*What the task requires*: Where a line holds "nFrequency", copy it.

[Records from a data source]
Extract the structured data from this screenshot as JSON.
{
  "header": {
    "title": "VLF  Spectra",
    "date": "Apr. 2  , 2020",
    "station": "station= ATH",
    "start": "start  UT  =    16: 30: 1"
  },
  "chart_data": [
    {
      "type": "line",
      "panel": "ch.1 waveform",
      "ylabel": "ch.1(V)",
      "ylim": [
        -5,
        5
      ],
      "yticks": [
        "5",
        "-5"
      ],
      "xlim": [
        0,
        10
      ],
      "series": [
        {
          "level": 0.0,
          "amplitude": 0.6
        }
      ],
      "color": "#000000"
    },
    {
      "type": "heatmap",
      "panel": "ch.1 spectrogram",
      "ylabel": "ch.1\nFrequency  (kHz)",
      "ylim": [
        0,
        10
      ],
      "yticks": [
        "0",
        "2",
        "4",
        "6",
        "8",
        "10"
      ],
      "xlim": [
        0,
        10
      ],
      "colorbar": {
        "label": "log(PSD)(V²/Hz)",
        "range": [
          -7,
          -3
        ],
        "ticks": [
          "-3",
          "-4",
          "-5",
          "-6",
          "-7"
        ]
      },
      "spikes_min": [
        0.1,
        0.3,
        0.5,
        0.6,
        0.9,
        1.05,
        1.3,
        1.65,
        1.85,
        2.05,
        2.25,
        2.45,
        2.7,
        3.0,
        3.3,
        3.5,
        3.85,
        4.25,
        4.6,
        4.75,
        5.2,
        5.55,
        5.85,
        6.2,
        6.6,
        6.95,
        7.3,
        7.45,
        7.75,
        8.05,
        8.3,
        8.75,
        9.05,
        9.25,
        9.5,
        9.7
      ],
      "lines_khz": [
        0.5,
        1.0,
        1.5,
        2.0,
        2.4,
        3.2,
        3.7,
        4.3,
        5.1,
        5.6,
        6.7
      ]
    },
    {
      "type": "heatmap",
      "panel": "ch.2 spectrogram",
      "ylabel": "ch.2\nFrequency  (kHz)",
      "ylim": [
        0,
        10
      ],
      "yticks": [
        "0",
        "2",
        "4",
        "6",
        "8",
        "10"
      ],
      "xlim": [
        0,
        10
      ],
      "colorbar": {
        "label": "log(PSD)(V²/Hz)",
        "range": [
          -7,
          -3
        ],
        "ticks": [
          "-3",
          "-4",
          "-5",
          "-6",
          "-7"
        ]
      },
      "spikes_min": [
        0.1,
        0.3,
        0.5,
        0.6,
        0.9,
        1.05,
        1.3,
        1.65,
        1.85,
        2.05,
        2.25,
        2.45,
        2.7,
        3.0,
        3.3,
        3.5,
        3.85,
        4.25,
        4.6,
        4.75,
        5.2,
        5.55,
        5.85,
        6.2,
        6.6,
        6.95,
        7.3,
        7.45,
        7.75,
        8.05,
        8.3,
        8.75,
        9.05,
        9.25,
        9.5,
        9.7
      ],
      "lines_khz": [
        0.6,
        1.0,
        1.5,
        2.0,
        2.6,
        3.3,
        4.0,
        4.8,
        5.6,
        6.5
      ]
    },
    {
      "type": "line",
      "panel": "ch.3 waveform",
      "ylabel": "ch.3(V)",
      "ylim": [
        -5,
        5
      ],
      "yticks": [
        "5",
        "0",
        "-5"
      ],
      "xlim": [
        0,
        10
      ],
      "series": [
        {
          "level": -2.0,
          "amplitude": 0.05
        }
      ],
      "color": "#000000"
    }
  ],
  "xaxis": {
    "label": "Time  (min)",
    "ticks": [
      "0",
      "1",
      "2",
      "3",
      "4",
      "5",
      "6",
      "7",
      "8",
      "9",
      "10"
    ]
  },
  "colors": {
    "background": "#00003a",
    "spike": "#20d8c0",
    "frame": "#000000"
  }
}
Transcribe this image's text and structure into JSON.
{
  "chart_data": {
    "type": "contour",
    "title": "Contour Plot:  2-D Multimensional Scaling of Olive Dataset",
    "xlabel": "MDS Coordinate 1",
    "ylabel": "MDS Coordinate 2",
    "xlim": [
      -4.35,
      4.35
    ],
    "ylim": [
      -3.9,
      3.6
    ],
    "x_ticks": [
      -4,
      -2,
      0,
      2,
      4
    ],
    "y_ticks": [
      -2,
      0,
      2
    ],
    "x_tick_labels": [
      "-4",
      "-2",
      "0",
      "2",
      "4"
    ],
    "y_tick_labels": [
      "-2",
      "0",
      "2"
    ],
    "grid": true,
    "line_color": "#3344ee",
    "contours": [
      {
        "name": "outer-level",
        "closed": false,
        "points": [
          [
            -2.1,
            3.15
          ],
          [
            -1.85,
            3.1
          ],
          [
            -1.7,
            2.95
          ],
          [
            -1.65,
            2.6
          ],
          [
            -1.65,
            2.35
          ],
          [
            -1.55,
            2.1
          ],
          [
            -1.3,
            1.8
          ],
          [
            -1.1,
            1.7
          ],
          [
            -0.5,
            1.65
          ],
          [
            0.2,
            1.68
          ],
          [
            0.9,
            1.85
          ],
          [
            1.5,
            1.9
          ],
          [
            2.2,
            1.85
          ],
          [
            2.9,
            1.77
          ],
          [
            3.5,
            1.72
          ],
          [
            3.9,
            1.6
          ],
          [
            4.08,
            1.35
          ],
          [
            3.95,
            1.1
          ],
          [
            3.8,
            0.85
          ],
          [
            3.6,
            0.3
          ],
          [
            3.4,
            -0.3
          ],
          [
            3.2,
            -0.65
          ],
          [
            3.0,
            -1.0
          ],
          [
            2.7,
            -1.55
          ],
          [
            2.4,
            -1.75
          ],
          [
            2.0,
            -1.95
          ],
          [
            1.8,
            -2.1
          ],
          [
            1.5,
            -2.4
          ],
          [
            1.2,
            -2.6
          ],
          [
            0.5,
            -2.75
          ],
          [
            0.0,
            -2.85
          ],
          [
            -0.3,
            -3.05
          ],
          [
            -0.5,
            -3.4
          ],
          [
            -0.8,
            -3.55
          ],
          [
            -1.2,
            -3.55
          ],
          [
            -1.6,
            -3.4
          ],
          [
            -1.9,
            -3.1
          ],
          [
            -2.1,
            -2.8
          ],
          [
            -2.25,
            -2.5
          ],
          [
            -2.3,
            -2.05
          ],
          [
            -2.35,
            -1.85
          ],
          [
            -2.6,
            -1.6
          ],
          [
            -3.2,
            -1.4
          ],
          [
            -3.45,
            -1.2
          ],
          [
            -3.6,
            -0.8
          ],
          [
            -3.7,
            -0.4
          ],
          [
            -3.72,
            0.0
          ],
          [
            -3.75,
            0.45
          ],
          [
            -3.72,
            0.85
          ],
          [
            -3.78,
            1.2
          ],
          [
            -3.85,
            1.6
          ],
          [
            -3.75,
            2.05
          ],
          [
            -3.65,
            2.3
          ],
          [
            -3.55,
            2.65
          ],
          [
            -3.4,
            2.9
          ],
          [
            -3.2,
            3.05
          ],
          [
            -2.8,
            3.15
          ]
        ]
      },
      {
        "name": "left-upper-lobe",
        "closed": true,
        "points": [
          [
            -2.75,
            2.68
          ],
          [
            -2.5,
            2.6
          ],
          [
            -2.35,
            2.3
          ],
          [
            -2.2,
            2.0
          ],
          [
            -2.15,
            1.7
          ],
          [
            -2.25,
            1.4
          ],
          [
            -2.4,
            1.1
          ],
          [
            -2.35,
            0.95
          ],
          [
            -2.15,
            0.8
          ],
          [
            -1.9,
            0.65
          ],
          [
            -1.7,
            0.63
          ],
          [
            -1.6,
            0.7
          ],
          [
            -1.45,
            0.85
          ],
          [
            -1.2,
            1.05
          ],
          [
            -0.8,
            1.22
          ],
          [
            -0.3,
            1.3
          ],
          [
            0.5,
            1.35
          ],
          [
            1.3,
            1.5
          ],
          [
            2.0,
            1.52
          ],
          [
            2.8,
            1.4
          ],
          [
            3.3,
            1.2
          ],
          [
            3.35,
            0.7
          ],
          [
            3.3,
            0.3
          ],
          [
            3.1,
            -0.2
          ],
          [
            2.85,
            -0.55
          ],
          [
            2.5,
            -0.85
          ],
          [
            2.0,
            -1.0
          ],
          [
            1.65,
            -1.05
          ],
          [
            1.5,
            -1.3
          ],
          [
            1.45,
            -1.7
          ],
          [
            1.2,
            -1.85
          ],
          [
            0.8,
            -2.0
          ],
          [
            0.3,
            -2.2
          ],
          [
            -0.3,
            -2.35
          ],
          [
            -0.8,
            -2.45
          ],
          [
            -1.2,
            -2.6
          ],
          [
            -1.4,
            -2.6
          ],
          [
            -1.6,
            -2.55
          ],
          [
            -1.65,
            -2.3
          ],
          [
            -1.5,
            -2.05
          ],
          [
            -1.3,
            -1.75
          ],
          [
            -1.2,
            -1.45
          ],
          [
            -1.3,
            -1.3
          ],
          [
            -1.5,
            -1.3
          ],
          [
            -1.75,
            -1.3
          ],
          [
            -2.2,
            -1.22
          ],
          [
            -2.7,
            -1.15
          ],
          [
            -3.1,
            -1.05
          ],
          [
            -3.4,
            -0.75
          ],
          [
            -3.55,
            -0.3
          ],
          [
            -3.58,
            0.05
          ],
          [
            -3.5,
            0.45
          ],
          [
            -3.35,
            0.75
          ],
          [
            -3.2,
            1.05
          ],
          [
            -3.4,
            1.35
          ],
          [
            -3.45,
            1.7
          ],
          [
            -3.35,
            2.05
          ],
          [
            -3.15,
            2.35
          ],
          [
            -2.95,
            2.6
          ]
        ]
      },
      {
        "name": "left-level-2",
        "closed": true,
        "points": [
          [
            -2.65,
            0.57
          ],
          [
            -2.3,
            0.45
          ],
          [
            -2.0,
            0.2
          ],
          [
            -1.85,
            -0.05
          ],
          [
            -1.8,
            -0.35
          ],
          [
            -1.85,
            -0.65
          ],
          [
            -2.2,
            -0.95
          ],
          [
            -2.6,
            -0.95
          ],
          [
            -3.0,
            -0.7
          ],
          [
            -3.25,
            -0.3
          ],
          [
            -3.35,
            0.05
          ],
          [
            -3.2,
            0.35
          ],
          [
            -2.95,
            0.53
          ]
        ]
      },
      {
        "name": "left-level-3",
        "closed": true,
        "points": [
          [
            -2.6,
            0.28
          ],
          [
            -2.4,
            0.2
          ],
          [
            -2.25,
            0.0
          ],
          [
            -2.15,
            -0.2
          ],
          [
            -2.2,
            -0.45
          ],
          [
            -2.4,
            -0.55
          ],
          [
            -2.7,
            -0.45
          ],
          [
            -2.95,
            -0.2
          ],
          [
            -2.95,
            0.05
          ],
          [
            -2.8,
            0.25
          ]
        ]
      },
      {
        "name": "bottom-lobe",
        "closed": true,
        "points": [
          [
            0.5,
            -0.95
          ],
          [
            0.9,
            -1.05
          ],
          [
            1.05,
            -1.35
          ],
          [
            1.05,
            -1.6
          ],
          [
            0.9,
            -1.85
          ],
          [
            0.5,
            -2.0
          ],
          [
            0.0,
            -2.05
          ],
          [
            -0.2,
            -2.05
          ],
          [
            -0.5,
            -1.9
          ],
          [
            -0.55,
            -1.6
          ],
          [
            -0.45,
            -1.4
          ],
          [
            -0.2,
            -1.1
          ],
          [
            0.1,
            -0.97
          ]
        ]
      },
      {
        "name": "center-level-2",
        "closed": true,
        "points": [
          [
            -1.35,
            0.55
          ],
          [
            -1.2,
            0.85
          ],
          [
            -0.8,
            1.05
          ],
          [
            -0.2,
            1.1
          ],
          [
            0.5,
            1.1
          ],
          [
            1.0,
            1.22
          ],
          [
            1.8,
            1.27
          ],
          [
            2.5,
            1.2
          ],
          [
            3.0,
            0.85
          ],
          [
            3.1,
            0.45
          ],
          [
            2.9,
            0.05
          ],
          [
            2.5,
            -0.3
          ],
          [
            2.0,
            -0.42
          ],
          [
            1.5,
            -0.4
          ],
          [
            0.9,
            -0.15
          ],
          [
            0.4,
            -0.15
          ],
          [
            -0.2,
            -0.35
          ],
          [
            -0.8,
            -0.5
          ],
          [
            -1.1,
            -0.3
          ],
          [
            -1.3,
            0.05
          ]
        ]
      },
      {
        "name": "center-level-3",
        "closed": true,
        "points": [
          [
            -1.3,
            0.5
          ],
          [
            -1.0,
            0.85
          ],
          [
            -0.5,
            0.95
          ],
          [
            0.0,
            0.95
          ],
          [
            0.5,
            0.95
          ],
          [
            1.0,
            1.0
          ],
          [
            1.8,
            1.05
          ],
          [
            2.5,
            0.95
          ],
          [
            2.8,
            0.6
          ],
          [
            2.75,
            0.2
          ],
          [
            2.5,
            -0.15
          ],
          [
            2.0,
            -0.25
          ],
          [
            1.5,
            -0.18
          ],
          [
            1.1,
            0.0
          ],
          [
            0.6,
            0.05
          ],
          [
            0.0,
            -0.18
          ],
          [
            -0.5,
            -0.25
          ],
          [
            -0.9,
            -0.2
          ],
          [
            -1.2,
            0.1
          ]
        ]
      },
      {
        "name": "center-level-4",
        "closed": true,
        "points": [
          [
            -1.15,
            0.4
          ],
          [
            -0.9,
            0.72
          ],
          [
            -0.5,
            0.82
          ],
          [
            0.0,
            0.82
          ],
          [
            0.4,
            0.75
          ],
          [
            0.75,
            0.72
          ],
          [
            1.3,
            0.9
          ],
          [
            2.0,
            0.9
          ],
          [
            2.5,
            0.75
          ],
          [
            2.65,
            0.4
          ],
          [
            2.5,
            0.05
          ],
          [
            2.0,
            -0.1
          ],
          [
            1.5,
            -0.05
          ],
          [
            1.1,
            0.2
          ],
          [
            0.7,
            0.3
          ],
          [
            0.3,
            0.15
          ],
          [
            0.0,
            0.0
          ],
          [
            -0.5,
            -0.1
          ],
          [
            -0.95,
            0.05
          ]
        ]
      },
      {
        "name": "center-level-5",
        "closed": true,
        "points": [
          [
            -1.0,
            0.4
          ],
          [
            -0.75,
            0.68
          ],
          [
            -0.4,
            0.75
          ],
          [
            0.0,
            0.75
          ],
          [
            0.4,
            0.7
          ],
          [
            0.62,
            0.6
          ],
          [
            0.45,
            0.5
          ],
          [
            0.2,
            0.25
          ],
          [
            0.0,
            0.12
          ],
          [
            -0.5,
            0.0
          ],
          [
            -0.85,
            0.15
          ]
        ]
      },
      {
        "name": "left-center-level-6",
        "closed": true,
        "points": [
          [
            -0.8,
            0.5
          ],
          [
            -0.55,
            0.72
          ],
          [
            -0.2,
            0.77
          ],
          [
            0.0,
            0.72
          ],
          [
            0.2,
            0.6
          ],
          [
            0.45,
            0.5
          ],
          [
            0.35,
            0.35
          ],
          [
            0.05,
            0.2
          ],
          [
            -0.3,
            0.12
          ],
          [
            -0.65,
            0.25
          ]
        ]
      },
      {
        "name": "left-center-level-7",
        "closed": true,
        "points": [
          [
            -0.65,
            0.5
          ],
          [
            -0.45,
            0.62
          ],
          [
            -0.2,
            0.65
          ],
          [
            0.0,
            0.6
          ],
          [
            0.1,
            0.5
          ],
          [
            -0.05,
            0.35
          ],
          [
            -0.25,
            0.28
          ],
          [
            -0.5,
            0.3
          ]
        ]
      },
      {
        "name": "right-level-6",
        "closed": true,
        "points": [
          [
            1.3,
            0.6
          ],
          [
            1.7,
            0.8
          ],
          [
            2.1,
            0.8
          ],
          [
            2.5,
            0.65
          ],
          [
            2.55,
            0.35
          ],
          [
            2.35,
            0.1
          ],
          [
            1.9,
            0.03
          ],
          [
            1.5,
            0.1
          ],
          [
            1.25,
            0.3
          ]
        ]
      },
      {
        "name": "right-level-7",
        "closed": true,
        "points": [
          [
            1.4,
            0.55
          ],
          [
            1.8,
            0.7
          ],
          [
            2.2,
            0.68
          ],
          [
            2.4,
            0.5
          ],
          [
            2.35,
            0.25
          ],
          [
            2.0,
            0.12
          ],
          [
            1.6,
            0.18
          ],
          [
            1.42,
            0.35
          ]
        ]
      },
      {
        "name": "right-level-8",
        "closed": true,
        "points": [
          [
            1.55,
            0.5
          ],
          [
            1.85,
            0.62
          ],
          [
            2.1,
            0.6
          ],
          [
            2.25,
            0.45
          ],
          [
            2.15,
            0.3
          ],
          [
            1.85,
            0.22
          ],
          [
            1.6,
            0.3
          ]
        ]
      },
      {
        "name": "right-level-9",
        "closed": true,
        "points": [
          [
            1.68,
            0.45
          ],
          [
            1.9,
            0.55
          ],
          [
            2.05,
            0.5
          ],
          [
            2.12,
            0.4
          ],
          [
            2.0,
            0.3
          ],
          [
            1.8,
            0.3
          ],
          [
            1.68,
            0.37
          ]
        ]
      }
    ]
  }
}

*The completed task*:
      "ylabel": "ch.1\nFrequency  (kHz)",
      "ylabel": "ch.2\nFrequency  (kHz)",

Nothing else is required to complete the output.